**Directions for this task**
Find every line with the word "Pirâmide". Copy those lines.

(Entries from a visual dataset)

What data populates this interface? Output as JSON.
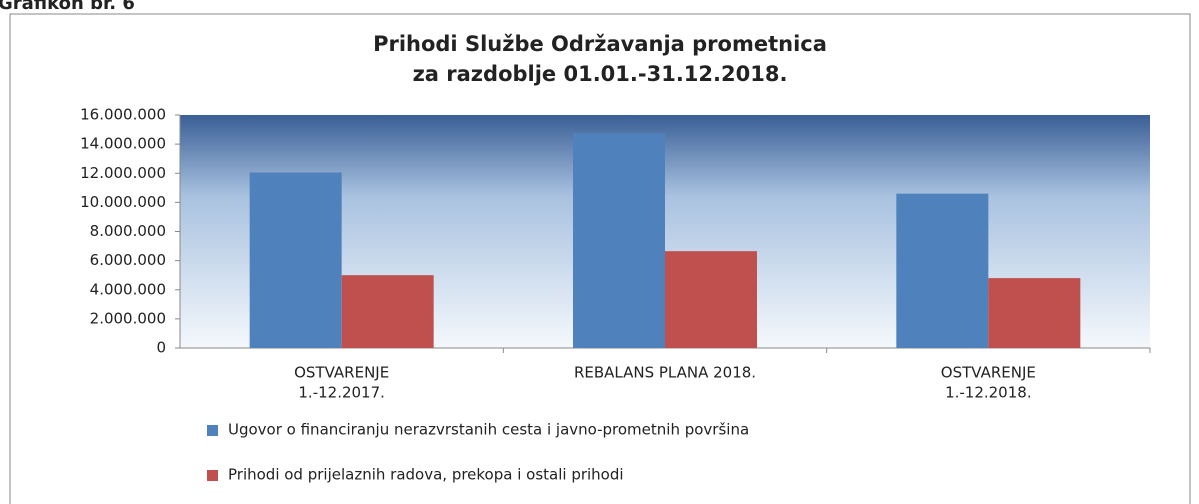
{
  "caption": "Grafikon br. 6",
  "chart_data": {
    "type": "bar",
    "title": [
      "Prihodi Službe Održavanja prometnica",
      "za razdoblje 01.01.-31.12.2018."
    ],
    "categories": [
      [
        "OSTVARENJE",
        "1.-12.2017."
      ],
      [
        "REBALANS PLANA 2018."
      ],
      [
        "OSTVARENJE",
        "1.-12.2018."
      ]
    ],
    "series": [
      {
        "name": "Ugovor o financiranju nerazvrstanih cesta i javno-prometnih površina",
        "color": "#4f81bd",
        "values": [
          12050000,
          14750000,
          10600000
        ]
      },
      {
        "name": "Prihodi od prijelaznih radova, prekopa i ostali prihodi",
        "color": "#c0504d",
        "values": [
          5000000,
          6650000,
          4800000
        ]
      }
    ],
    "ylim": [
      0,
      16000000
    ],
    "yticks": [
      0,
      {
        "value": 2000000,
        "label": "2.000.000"
      },
      {
        "value": 4000000,
        "label": "4.000.000"
      },
      {
        "value": 6000000,
        "label": "6.000.000"
      },
      {
        "value": 8000000,
        "label": "8.000.000"
      },
      {
        "value": 10000000,
        "label": "10.000.000"
      },
      {
        "value": 12000000,
        "label": "12.000.000"
      },
      {
        "value": 14000000,
        "label": "14.000.000"
      },
      {
        "value": 16000000,
        "label": "16.000.000"
      }
    ],
    "legend": "bottom-left"
  }
}
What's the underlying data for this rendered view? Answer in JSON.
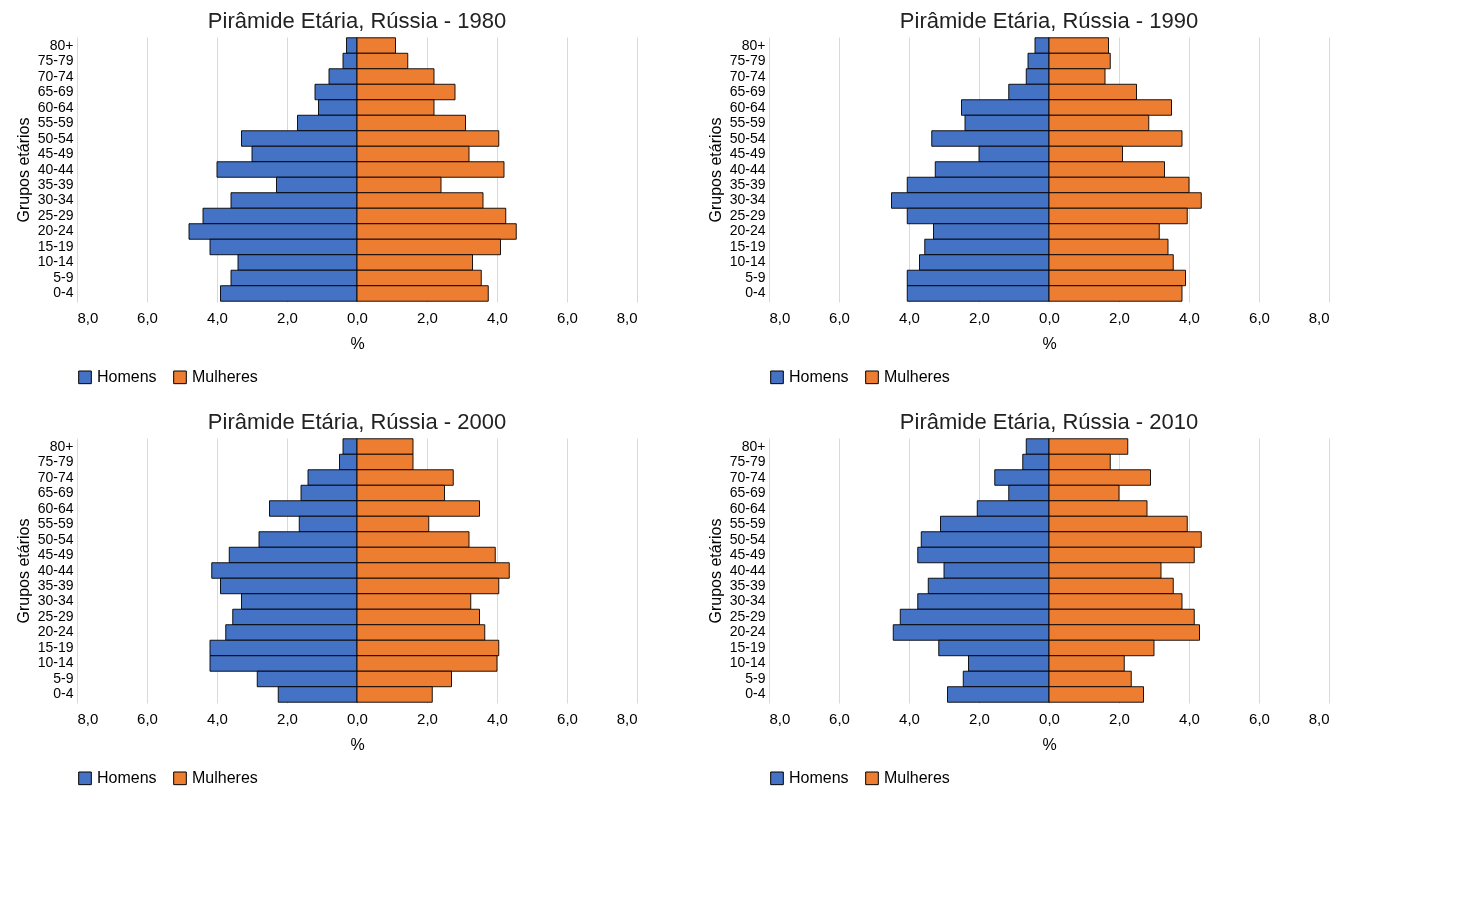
{
  "chart_data": [
    {
      "type": "bar",
      "orientation": "horizontal",
      "title": "Pirâmide Etária, Rússia - 1980",
      "stacked": true,
      "xlabel": "%",
      "ylabel": "Grupos etários",
      "categories": [
        "80+",
        "75-79",
        "70-74",
        "65-69",
        "60-64",
        "55-59",
        "50-54",
        "45-49",
        "40-44",
        "35-39",
        "30-34",
        "25-29",
        "20-24",
        "15-19",
        "10-14",
        "5-9",
        "0-4"
      ],
      "series": [
        {
          "name": "Homens",
          "color": "#4472c4",
          "values": [
            -0.3,
            -0.4,
            -0.8,
            -1.2,
            -1.1,
            -1.7,
            -3.3,
            -3.0,
            -4.0,
            -2.3,
            -3.6,
            -4.4,
            -4.8,
            -4.2,
            -3.4,
            -3.6,
            -3.9
          ]
        },
        {
          "name": "Mulheres",
          "color": "#ed7d31",
          "values": [
            1.1,
            1.45,
            2.2,
            2.8,
            2.2,
            3.1,
            4.05,
            3.2,
            4.2,
            2.4,
            3.6,
            4.25,
            4.55,
            4.1,
            3.3,
            3.55,
            3.75
          ]
        }
      ],
      "xlim": [
        -8,
        8
      ],
      "xticks": [
        {
          "value": -8,
          "label": "8,0"
        },
        {
          "value": -6,
          "label": "6,0"
        },
        {
          "value": -4,
          "label": "4,0"
        },
        {
          "value": -2,
          "label": "2,0"
        },
        {
          "value": 0,
          "label": "0,0"
        },
        {
          "value": 2,
          "label": "2,0"
        },
        {
          "value": 4,
          "label": "4,0"
        },
        {
          "value": 6,
          "label": "6,0"
        },
        {
          "value": 8,
          "label": "8,0"
        }
      ],
      "grid": "x",
      "legend": "bottom"
    },
    {
      "type": "bar",
      "orientation": "horizontal",
      "title": "Pirâmide Etária, Rússia - 1990",
      "stacked": true,
      "xlabel": "%",
      "ylabel": "Grupos etários",
      "categories": [
        "80+",
        "75-79",
        "70-74",
        "65-69",
        "60-64",
        "55-59",
        "50-54",
        "45-49",
        "40-44",
        "35-39",
        "30-34",
        "25-29",
        "20-24",
        "15-19",
        "10-14",
        "5-9",
        "0-4"
      ],
      "series": [
        {
          "name": "Homens",
          "color": "#4472c4",
          "values": [
            -0.4,
            -0.6,
            -0.65,
            -1.15,
            -2.5,
            -2.4,
            -3.35,
            -2.0,
            -3.25,
            -4.05,
            -4.5,
            -4.05,
            -3.3,
            -3.55,
            -3.7,
            -4.05,
            -4.05
          ]
        },
        {
          "name": "Mulheres",
          "color": "#ed7d31",
          "values": [
            1.7,
            1.75,
            1.6,
            2.5,
            3.5,
            2.85,
            3.8,
            2.1,
            3.3,
            4.0,
            4.35,
            3.95,
            3.15,
            3.4,
            3.55,
            3.9,
            3.8
          ]
        }
      ],
      "xlim": [
        -8,
        8
      ],
      "xticks": [
        {
          "value": -8,
          "label": "8,0"
        },
        {
          "value": -6,
          "label": "6,0"
        },
        {
          "value": -4,
          "label": "4,0"
        },
        {
          "value": -2,
          "label": "2,0"
        },
        {
          "value": 0,
          "label": "0,0"
        },
        {
          "value": 2,
          "label": "2,0"
        },
        {
          "value": 4,
          "label": "4,0"
        },
        {
          "value": 6,
          "label": "6,0"
        },
        {
          "value": 8,
          "label": "8,0"
        }
      ],
      "grid": "x",
      "legend": "bottom"
    },
    {
      "type": "bar",
      "orientation": "horizontal",
      "title": "Pirâmide Etária, Rússia - 2000",
      "stacked": true,
      "xlabel": "%",
      "ylabel": "Grupos etários",
      "categories": [
        "80+",
        "75-79",
        "70-74",
        "65-69",
        "60-64",
        "55-59",
        "50-54",
        "45-49",
        "40-44",
        "35-39",
        "30-34",
        "25-29",
        "20-24",
        "15-19",
        "10-14",
        "5-9",
        "0-4"
      ],
      "series": [
        {
          "name": "Homens",
          "color": "#4472c4",
          "values": [
            -0.4,
            -0.5,
            -1.4,
            -1.6,
            -2.5,
            -1.65,
            -2.8,
            -3.65,
            -4.15,
            -3.9,
            -3.3,
            -3.55,
            -3.75,
            -4.2,
            -4.2,
            -2.85,
            -2.25
          ]
        },
        {
          "name": "Mulheres",
          "color": "#ed7d31",
          "values": [
            1.6,
            1.6,
            2.75,
            2.5,
            3.5,
            2.05,
            3.2,
            3.95,
            4.35,
            4.05,
            3.25,
            3.5,
            3.65,
            4.05,
            4.0,
            2.7,
            2.15
          ]
        }
      ],
      "xlim": [
        -8,
        8
      ],
      "xticks": [
        {
          "value": -8,
          "label": "8,0"
        },
        {
          "value": -6,
          "label": "6,0"
        },
        {
          "value": -4,
          "label": "4,0"
        },
        {
          "value": -2,
          "label": "2,0"
        },
        {
          "value": 0,
          "label": "0,0"
        },
        {
          "value": 2,
          "label": "2,0"
        },
        {
          "value": 4,
          "label": "4,0"
        },
        {
          "value": 6,
          "label": "6,0"
        },
        {
          "value": 8,
          "label": "8,0"
        }
      ],
      "grid": "x",
      "legend": "bottom"
    },
    {
      "type": "bar",
      "orientation": "horizontal",
      "title": "Pirâmide Etária, Rússia - 2010",
      "stacked": true,
      "xlabel": "%",
      "ylabel": "Grupos etários",
      "categories": [
        "80+",
        "75-79",
        "70-74",
        "65-69",
        "60-64",
        "55-59",
        "50-54",
        "45-49",
        "40-44",
        "35-39",
        "30-34",
        "25-29",
        "20-24",
        "15-19",
        "10-14",
        "5-9",
        "0-4"
      ],
      "series": [
        {
          "name": "Homens",
          "color": "#4472c4",
          "values": [
            -0.65,
            -0.75,
            -1.55,
            -1.15,
            -2.05,
            -3.1,
            -3.65,
            -3.75,
            -3.0,
            -3.45,
            -3.75,
            -4.25,
            -4.45,
            -3.15,
            -2.3,
            -2.45,
            -2.9
          ]
        },
        {
          "name": "Mulheres",
          "color": "#ed7d31",
          "values": [
            2.25,
            1.75,
            2.9,
            2.0,
            2.8,
            3.95,
            4.35,
            4.15,
            3.2,
            3.55,
            3.8,
            4.15,
            4.3,
            3.0,
            2.15,
            2.35,
            2.7
          ]
        }
      ],
      "xlim": [
        -8,
        8
      ],
      "xticks": [
        {
          "value": -8,
          "label": "8,0"
        },
        {
          "value": -6,
          "label": "6,0"
        },
        {
          "value": -4,
          "label": "4,0"
        },
        {
          "value": -2,
          "label": "2,0"
        },
        {
          "value": 0,
          "label": "0,0"
        },
        {
          "value": 2,
          "label": "2,0"
        },
        {
          "value": 4,
          "label": "4,0"
        },
        {
          "value": 6,
          "label": "6,0"
        },
        {
          "value": 8,
          "label": "8,0"
        }
      ],
      "grid": "x",
      "legend": "bottom"
    }
  ]
}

**Expected answer**
      "title": "Pirâmide Etária, Rússia - 1980",
      "title": "Pirâmide Etária, Rússia - 1990",
      "title": "Pirâmide Etária, Rússia - 2000",
      "title": "Pirâmide Etária, Rússia - 2010",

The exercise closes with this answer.